### [What is required]
Which lines in the records below contain the word "food"? Copy each of them.
###
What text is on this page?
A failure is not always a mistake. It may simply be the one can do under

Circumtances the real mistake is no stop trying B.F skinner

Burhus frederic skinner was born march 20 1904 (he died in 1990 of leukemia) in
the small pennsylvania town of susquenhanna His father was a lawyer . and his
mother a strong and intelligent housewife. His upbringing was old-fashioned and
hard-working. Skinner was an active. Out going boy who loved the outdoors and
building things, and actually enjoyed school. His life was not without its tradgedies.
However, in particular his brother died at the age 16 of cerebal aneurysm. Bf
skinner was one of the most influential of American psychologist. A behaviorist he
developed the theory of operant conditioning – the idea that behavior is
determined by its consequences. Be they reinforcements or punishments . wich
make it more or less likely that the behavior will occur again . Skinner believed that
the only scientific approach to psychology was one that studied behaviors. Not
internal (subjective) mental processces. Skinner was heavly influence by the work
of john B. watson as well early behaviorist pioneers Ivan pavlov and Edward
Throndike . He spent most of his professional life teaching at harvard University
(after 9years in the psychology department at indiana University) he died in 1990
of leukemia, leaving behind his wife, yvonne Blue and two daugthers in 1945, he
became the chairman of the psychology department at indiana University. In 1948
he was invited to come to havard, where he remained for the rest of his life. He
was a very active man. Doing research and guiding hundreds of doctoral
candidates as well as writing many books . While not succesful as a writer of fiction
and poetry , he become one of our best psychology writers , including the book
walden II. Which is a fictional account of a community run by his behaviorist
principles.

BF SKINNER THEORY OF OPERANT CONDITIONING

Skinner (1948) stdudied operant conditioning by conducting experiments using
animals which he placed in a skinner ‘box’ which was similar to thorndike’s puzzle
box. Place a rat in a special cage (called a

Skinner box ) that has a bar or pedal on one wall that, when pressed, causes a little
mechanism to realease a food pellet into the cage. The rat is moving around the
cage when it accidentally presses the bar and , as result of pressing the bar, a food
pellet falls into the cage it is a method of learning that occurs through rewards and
###
### [Exercise output]
mechanism to realease a food pellet into the cage. The rat is moving around the
cage when it accidentally presses the bar and , as result of pressing the bar, a food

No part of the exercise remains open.